_Supplied material_

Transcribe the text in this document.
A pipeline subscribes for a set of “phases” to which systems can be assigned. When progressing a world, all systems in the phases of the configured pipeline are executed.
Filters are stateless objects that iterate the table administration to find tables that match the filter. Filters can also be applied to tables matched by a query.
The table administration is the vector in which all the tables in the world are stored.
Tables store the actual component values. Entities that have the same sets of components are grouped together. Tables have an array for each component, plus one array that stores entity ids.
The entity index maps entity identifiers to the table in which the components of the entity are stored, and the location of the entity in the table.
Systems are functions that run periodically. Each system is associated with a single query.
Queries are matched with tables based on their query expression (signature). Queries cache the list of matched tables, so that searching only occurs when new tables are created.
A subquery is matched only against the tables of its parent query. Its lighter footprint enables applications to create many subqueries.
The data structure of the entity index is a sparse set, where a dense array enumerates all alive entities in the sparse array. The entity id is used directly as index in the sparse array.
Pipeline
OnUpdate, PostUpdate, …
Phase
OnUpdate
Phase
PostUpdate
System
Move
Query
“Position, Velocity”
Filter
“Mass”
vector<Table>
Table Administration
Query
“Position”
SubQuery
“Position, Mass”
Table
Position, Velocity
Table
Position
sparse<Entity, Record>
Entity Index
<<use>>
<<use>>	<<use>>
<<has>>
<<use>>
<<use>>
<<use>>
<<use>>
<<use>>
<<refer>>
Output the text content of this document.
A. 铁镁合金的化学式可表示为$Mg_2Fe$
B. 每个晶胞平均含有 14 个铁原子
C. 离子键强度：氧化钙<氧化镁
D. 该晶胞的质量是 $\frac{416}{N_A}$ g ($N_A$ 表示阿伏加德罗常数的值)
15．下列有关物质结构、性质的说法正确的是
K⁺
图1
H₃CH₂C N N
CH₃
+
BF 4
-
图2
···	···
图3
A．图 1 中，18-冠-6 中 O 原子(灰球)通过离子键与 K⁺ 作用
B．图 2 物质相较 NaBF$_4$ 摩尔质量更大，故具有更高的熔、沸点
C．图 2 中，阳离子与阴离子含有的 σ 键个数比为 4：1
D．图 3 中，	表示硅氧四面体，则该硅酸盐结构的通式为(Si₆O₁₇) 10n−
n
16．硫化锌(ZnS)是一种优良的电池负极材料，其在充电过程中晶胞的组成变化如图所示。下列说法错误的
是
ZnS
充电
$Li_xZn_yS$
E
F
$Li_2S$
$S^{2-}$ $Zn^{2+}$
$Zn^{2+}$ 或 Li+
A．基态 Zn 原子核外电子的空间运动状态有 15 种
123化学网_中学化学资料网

_Description of the task_
From the listing, copy each line containing the word "array".

_Response below_
Tables store the actual component values. Entities that have the same sets of components are grouped together. Tables have an array for each component, plus one array that stores entity ids.
The data structure of the entity index is a sparse set, where a dense array enumerates all alive entities in the sparse array. The entity id is used directly as index in the sparse array.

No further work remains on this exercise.